# Start of Records to process
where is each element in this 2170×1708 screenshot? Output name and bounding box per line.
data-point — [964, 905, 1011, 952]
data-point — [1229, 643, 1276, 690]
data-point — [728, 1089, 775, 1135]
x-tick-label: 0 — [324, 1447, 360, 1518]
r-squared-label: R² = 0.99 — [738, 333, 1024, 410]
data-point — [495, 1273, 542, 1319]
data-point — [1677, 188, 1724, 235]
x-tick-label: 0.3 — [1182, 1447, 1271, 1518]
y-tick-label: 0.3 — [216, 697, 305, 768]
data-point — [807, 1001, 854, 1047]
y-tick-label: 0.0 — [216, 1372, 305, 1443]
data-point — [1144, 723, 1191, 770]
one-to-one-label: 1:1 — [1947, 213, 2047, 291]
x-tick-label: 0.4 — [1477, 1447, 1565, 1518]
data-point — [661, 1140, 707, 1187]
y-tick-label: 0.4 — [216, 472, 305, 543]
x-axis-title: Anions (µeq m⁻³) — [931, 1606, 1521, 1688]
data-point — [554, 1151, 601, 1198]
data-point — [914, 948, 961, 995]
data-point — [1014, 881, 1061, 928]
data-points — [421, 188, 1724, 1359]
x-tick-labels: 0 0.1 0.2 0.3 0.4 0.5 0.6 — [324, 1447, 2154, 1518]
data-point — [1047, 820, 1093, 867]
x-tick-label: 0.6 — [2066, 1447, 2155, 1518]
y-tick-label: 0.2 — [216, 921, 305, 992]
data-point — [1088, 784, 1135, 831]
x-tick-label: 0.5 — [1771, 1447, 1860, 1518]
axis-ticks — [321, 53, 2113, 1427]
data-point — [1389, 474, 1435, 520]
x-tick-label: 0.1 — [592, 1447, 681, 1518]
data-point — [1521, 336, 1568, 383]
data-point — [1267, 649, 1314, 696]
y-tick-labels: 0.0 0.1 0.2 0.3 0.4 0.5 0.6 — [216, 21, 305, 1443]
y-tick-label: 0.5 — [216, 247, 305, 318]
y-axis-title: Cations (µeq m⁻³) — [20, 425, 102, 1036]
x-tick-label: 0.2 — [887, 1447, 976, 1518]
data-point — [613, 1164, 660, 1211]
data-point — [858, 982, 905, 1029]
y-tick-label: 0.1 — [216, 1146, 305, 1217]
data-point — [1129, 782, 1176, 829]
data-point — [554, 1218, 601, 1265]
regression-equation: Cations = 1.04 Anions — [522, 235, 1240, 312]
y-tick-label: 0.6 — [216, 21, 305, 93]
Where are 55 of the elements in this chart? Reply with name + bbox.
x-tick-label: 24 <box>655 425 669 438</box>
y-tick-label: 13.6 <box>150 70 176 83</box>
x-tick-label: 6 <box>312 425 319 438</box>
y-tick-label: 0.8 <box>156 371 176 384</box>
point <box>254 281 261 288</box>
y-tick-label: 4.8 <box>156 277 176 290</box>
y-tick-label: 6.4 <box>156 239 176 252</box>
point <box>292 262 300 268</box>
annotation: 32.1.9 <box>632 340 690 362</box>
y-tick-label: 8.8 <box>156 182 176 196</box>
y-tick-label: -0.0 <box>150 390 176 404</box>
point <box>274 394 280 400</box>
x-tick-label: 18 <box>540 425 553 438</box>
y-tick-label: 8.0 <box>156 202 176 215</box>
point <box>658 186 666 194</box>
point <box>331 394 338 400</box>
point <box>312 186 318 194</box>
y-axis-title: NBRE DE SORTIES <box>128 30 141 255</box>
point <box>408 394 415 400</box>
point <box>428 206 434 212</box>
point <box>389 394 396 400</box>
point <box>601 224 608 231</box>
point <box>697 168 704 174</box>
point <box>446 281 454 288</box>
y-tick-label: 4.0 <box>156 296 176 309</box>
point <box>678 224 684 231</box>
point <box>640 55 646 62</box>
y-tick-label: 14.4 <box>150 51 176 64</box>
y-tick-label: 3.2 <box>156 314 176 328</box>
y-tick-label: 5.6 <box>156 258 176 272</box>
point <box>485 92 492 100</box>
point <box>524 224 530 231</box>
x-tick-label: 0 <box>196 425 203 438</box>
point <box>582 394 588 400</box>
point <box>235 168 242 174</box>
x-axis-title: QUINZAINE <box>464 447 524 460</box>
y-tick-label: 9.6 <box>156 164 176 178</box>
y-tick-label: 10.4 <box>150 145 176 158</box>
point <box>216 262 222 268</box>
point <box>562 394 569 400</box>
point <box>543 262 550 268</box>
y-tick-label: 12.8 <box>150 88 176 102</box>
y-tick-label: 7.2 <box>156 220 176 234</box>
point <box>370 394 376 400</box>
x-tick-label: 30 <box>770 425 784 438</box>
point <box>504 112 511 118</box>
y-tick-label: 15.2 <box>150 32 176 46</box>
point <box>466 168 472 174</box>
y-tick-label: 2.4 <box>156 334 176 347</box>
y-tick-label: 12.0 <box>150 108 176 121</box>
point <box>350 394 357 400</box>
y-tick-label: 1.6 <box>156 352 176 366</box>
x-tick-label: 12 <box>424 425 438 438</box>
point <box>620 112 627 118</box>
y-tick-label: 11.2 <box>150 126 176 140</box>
# End of Records to process
**Objective:** Print every line of the records above verbatim, with no changes.

**Exercise output:**
where is each element in this 2170×1708 screenshot? Output name and bounding box per line.
data-point — [964, 905, 1011, 952]
data-point — [1229, 643, 1276, 690]
data-point — [728, 1089, 775, 1135]
x-tick-label: 0 — [324, 1447, 360, 1518]
r-squared-label: R² = 0.99 — [738, 333, 1024, 410]
data-point — [495, 1273, 542, 1319]
data-point — [1677, 188, 1724, 235]
x-tick-label: 0.3 — [1182, 1447, 1271, 1518]
y-tick-label: 0.3 — [216, 697, 305, 768]
data-point — [807, 1001, 854, 1047]
y-tick-label: 0.0 — [216, 1372, 305, 1443]
data-point — [1144, 723, 1191, 770]
one-to-one-label: 1:1 — [1947, 213, 2047, 291]
x-tick-label: 0.4 — [1477, 1447, 1565, 1518]
data-point — [661, 1140, 707, 1187]
y-tick-label: 0.4 — [216, 472, 305, 543]
x-axis-title: Anions (µeq m⁻³) — [931, 1606, 1521, 1688]
data-point — [554, 1151, 601, 1198]
data-point — [914, 948, 961, 995]
data-point — [1014, 881, 1061, 928]
data-points — [421, 188, 1724, 1359]
x-tick-labels: 0 0.1 0.2 0.3 0.4 0.5 0.6 — [324, 1447, 2154, 1518]
data-point — [1047, 820, 1093, 867]
x-tick-label: 0.6 — [2066, 1447, 2155, 1518]
y-tick-label: 0.2 — [216, 921, 305, 992]
data-point — [1088, 784, 1135, 831]
x-tick-label: 0.5 — [1771, 1447, 1860, 1518]
axis-ticks — [321, 53, 2113, 1427]
data-point — [1389, 474, 1435, 520]
x-tick-label: 0.1 — [592, 1447, 681, 1518]
data-point — [1521, 336, 1568, 383]
data-point — [1267, 649, 1314, 696]
y-tick-labels: 0.0 0.1 0.2 0.3 0.4 0.5 0.6 — [216, 21, 305, 1443]
y-tick-label: 0.5 — [216, 247, 305, 318]
y-axis-title: Cations (µeq m⁻³) — [20, 425, 102, 1036]
x-tick-label: 0.2 — [887, 1447, 976, 1518]
data-point — [613, 1164, 660, 1211]
data-point — [858, 982, 905, 1029]
y-tick-label: 0.1 — [216, 1146, 305, 1217]
data-point — [1129, 782, 1176, 829]
data-point — [554, 1218, 601, 1265]
regression-equation: Cations = 1.04 Anions — [522, 235, 1240, 312]
y-tick-label: 0.6 — [216, 21, 305, 93]
Where are 55 of the elements in this chart? Reply with name + bbox.
x-tick-label: 24 <box>655 425 669 438</box>
y-tick-label: 13.6 <box>150 70 176 83</box>
x-tick-label: 6 <box>312 425 319 438</box>
y-tick-label: 0.8 <box>156 371 176 384</box>
point <box>254 281 261 288</box>
y-tick-label: 4.8 <box>156 277 176 290</box>
y-tick-label: 6.4 <box>156 239 176 252</box>
point <box>292 262 300 268</box>
annotation: 32.1.9 <box>632 340 690 362</box>
y-tick-label: 8.8 <box>156 182 176 196</box>
y-tick-label: -0.0 <box>150 390 176 404</box>
point <box>274 394 280 400</box>
x-tick-label: 18 <box>540 425 553 438</box>
y-tick-label: 8.0 <box>156 202 176 215</box>
point <box>658 186 666 194</box>
point <box>331 394 338 400</box>
point <box>312 186 318 194</box>
y-axis-title: NBRE DE SORTIES <box>128 30 141 255</box>
point <box>408 394 415 400</box>
point <box>428 206 434 212</box>
point <box>389 394 396 400</box>
point <box>601 224 608 231</box>
point <box>697 168 704 174</box>
point <box>446 281 454 288</box>
y-tick-label: 4.0 <box>156 296 176 309</box>
point <box>678 224 684 231</box>
point <box>640 55 646 62</box>
y-tick-label: 14.4 <box>150 51 176 64</box>
y-tick-label: 3.2 <box>156 314 176 328</box>
y-tick-label: 5.6 <box>156 258 176 272</box>
point <box>485 92 492 100</box>
point <box>524 224 530 231</box>
x-tick-label: 0 <box>196 425 203 438</box>
point <box>582 394 588 400</box>
point <box>235 168 242 174</box>
x-axis-title: QUINZAINE <box>464 447 524 460</box>
y-tick-label: 9.6 <box>156 164 176 178</box>
y-tick-label: 10.4 <box>150 145 176 158</box>
point <box>216 262 222 268</box>
point <box>562 394 569 400</box>
point <box>543 262 550 268</box>
y-tick-label: 12.8 <box>150 88 176 102</box>
y-tick-label: 7.2 <box>156 220 176 234</box>
point <box>370 394 376 400</box>
x-tick-label: 30 <box>770 425 784 438</box>
point <box>504 112 511 118</box>
y-tick-label: 15.2 <box>150 32 176 46</box>
point <box>466 168 472 174</box>
y-tick-label: 2.4 <box>156 334 176 347</box>
y-tick-label: 12.0 <box>150 108 176 121</box>
point <box>350 394 357 400</box>
y-tick-label: 1.6 <box>156 352 176 366</box>
x-tick-label: 12 <box>424 425 438 438</box>
point <box>620 112 627 118</box>
y-tick-label: 11.2 <box>150 126 176 140</box>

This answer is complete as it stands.